▶ **PROBLEM REQUIREMENTS**:
Give all the lines below again, exactly, with no pictures.

▶ **AVAILABLE RECORDS**:
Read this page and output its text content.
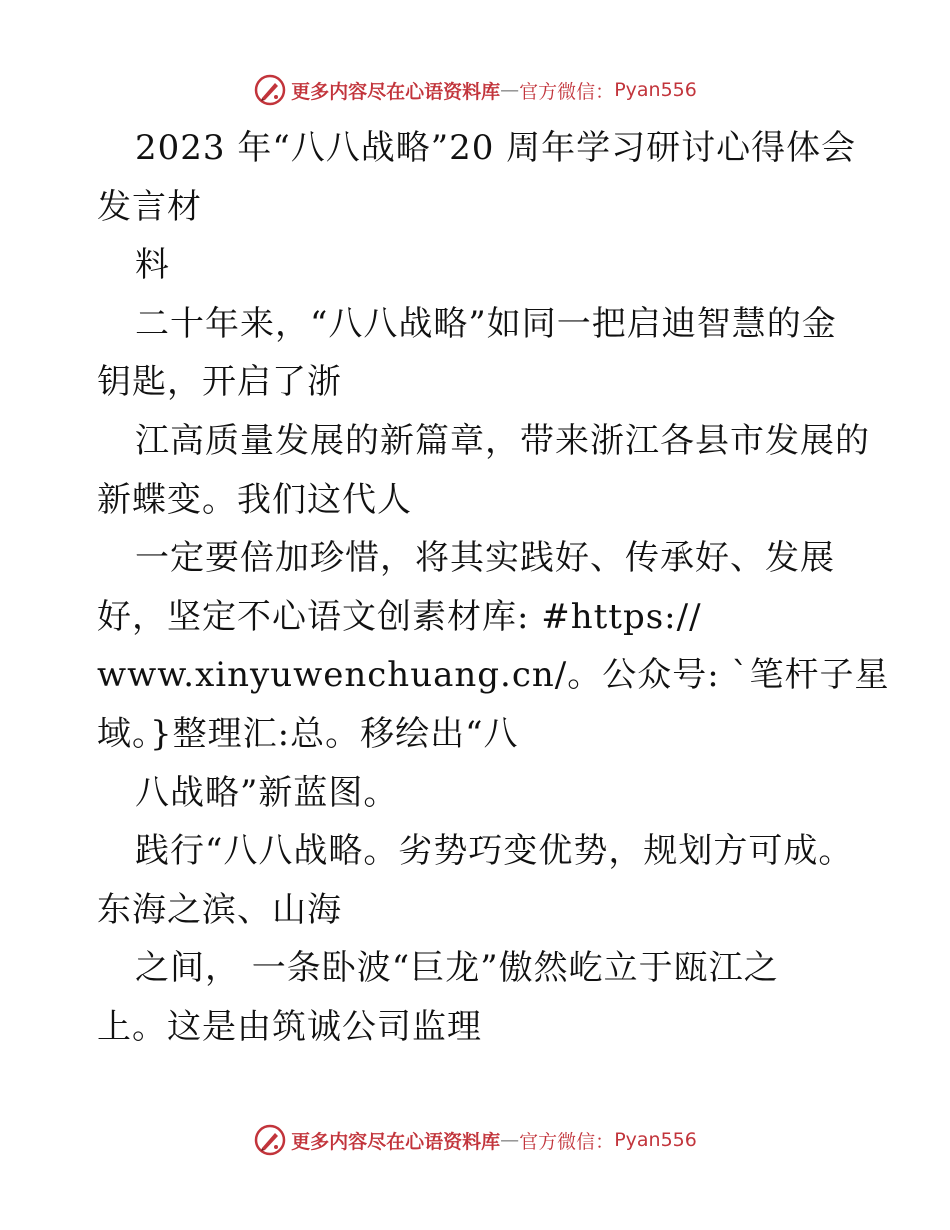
更多内容尽在心语资料库 — 官方微信： Pyan556
2023 年“八八战略”20 周年学习研讨心得体会
发言材
料
二十年来，“八八战略”如同一把启迪智慧的金
钥匙，开启了浙
江高质量发展的新篇章，带来浙江各县市发展的
新蝶变。我们这代人
一定要倍加珍惜，将其实践好、传承好、发展
好，坚定不心语文创素材库: #https://
www.xinyuwenchuang.cn/。公众号: `笔杆子星
域。}整理汇:总。移绘出“八
八战略”新蓝图。
践行“八八战略。劣势巧变优势，规划方可成。
东海之滨、山海
之间， 一条卧波“巨龙”傲然屹立于瓯江之
上。这是由筑诚公司监理
更多内容尽在心语资料库 — 官方微信： Pyan556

▶ **SOLUTION FOR THIS TASK**:
Read this page and output its text content.
更多内容尽在心语资料库 — 官方微信： Pyan556
2023 年“八八战略”20 周年学习研讨心得体会
发言材
料
二十年来，“八八战略”如同一把启迪智慧的金
钥匙，开启了浙
江高质量发展的新篇章，带来浙江各县市发展的
新蝶变。我们这代人
一定要倍加珍惜，将其实践好、传承好、发展
好，坚定不心语文创素材库: #https://
www.xinyuwenchuang.cn/。公众号: `笔杆子星
域。}整理汇:总。移绘出“八
八战略”新蓝图。
践行“八八战略。劣势巧变优势，规划方可成。
东海之滨、山海
之间， 一条卧波“巨龙”傲然屹立于瓯江之
上。这是由筑诚公司监理
更多内容尽在心语资料库 — 官方微信： Pyan556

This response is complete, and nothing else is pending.